PROBLEM – Check each line of the records below and collect those holding "points".

EXTRACTED DATA –
** begin **

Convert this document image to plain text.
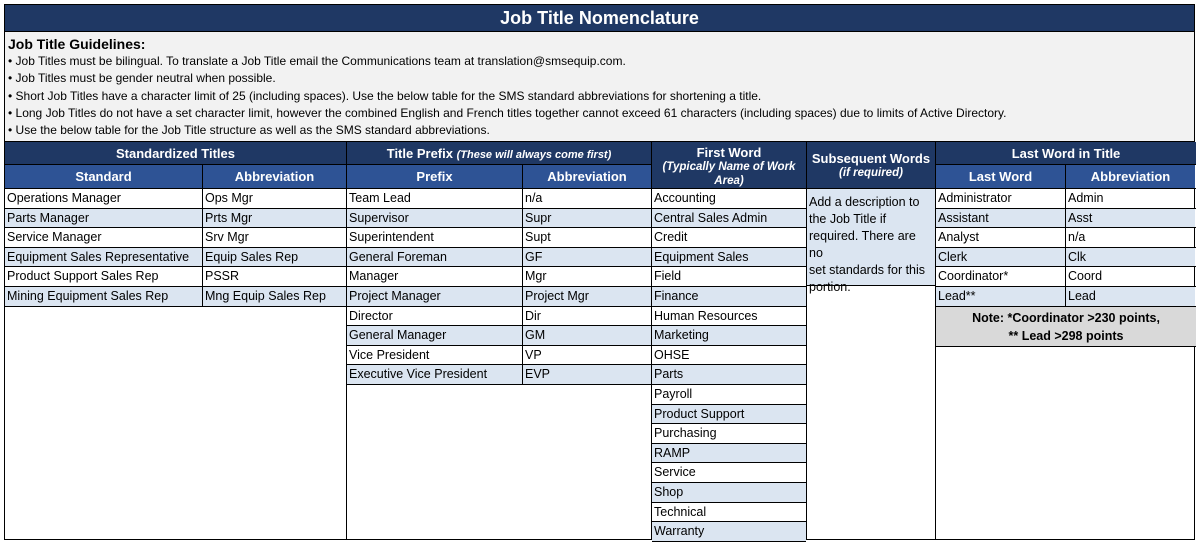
Job Title Nomenclature
Job Title Guidelines:
• Job Titles must be bilingual. To translate a Job Title email the Communications team at translation@smsequip.com.
• Job Titles must be gender neutral when possible.
• Short Job Titles have a character limit of 25 (including spaces). Use the below table for the SMS standard abbreviations for shortening a title.
• Long Job Titles do not have a set character limit, however the combined English and French titles together cannot exceed 61 characters (including spaces) due to limits of Active Directory.
• Use the below table for the Job Title structure as well as the SMS standard abbreviations.
Standardized Titles
Standard	Abbreviation
Operations Manager	Ops Mgr
Parts Manager	Prts Mgr
Service Manager	Srv Mgr
Equipment Sales Representative	Equip Sales Rep
Product Support Sales Rep	PSSR
Mining Equipment Sales Rep	Mng Equip Sales Rep
Title Prefix (These will always come first)
Prefix	Abbreviation
Team Lead	n/a
Supervisor	Supr
Superintendent	Supt
General Foreman	GF
Manager	Mgr
Project Manager	Project Mgr
Director	Dir
General Manager	GM
Vice President	VP
Executive Vice President	EVP
First Word
(Typically Name of Work Area)
Accounting
Central Sales Admin
Credit
Equipment Sales
Field
Finance
Human Resources
Marketing
OHSE
Parts
Payroll
Product Support
Purchasing
RAMP
Service
Shop
Technical
Warranty
Subsequent Words
(if required)
Add a description to
the Job Title if
required. There are no
set standards for this
portion.
Last Word in Title
Last Word	Abbreviation
Administrator	Admin
Assistant	Asst
Analyst	n/a
Clerk	Clk
Coordinator*	Coord
Lead**	Lead
Note: *Coordinator >230 points,
** Lead >298 points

** end **

REPLY –
Note: *Coordinator >230 points,
** Lead >298 points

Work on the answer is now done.